INSTRUCTIONS TO FOLLOW:
Go through the records and copy each line where the word "Hacker" occurs.

##### RECORDS PROVIDED

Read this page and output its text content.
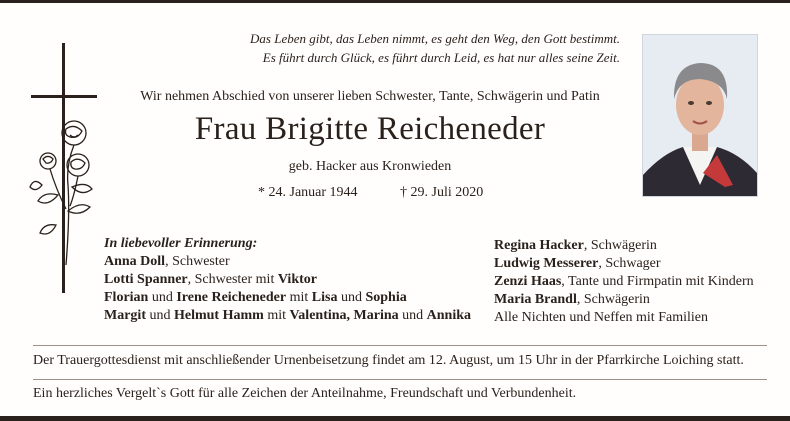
Das Leben gibt, das Leben nimmt, es geht den Weg, den Gott bestimmt.
Es führt durch Glück, es führt durch Leid, es hat nur alles seine Zeit.
Wir nehmen Abschied von unserer lieben Schwester, Tante, Schwägerin und Patin
Frau Brigitte Reicheneder
geb. Hacker aus Kronwieden
* 24. Januar 1944	† 29. Juli 2020
In liebevoller Erinnerung:
Anna Doll, Schwester
Lotti Spanner, Schwester mit Viktor
Florian und Irene Reicheneder mit Lisa und Sophia
Margit und Helmut Hamm mit Valentina, Marina und Annika
Regina Hacker, Schwägerin
Ludwig Messerer, Schwager
Zenzi Haas, Tante und Firmpatin mit Kindern
Maria Brandl, Schwägerin
Alle Nichten und Neffen mit Familien
Der Trauergottesdienst mit anschließender Urnenbeisetzung findet am 12. August, um 15 Uhr in der Pfarrkirche Loiching statt.
Ein herzliches Vergelt`s Gott für alle Zeichen der Anteilnahme, Freundschaft und Verbundenheit.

##########

THE REPLY:
geb. Hacker aus Kronwieden
Regina Hacker, Schwägerin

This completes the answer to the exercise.